------ AVAILABLE RECORDS
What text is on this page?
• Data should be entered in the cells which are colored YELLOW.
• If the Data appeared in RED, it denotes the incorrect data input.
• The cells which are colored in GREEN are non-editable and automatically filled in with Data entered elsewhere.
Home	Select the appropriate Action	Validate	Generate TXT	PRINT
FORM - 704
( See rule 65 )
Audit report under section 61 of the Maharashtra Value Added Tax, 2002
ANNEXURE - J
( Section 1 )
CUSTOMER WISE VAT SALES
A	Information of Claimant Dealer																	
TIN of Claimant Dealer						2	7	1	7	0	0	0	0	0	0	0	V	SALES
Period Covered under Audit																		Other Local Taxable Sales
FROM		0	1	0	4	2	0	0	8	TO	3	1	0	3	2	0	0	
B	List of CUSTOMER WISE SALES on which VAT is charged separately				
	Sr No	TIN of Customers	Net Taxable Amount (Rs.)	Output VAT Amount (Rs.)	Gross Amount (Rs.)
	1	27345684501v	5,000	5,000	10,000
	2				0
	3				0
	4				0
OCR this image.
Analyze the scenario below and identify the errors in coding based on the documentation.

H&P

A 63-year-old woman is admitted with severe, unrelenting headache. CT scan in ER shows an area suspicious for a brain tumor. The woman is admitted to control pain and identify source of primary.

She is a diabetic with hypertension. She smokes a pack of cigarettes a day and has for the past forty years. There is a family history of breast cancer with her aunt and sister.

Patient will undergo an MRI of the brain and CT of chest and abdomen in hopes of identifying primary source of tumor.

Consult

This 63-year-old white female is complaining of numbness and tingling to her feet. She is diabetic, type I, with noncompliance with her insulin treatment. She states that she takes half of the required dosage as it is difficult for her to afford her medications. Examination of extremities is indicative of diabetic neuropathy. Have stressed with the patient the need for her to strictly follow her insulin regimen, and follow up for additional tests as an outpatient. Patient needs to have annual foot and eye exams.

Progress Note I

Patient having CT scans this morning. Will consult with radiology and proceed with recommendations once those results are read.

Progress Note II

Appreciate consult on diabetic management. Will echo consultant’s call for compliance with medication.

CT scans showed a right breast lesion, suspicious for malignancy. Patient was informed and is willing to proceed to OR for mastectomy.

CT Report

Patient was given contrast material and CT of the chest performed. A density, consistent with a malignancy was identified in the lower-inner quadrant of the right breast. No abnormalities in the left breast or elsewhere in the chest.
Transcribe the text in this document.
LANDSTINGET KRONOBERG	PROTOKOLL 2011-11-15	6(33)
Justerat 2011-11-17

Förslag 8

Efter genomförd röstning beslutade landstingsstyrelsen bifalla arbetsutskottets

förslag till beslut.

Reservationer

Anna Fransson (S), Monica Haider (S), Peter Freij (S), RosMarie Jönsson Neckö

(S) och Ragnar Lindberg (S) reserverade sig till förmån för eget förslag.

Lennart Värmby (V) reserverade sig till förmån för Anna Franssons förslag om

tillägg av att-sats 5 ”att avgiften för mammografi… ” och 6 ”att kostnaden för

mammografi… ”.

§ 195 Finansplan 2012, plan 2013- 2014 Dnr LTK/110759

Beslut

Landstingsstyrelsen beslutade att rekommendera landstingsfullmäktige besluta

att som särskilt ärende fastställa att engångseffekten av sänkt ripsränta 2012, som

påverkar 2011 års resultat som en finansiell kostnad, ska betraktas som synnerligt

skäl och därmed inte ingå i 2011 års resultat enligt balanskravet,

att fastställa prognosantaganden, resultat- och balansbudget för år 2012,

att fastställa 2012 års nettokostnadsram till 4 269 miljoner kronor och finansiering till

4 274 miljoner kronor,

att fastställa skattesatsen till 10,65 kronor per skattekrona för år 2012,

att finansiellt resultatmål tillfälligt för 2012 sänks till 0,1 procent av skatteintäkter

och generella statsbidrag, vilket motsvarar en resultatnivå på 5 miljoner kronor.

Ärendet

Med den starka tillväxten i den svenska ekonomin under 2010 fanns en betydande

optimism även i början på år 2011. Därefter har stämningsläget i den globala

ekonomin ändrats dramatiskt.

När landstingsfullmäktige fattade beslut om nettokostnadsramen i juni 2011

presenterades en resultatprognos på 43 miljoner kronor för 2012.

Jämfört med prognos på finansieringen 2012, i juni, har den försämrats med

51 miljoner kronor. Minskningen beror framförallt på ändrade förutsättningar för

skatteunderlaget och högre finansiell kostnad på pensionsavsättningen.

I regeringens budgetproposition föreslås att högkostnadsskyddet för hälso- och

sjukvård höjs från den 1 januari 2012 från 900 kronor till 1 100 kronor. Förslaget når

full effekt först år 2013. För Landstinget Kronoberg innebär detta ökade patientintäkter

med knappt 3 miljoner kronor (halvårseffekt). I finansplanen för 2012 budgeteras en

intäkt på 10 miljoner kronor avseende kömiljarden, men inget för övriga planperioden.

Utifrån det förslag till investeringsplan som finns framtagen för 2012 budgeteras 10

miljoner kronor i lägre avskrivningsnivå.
------------
WORK TASK. For this exercise, return every line from the data that holds the string "brain".

RESULT OF THIS TASK.
A 63-year-old woman is admitted with severe, unrelenting headache. CT scan in ER shows an area suspicious for a brain tumor. The woman is admitted to control pain and identify source of primary.
Patient will undergo an MRI of the brain and CT of chest and abdomen in hopes of identifying primary source of tumor.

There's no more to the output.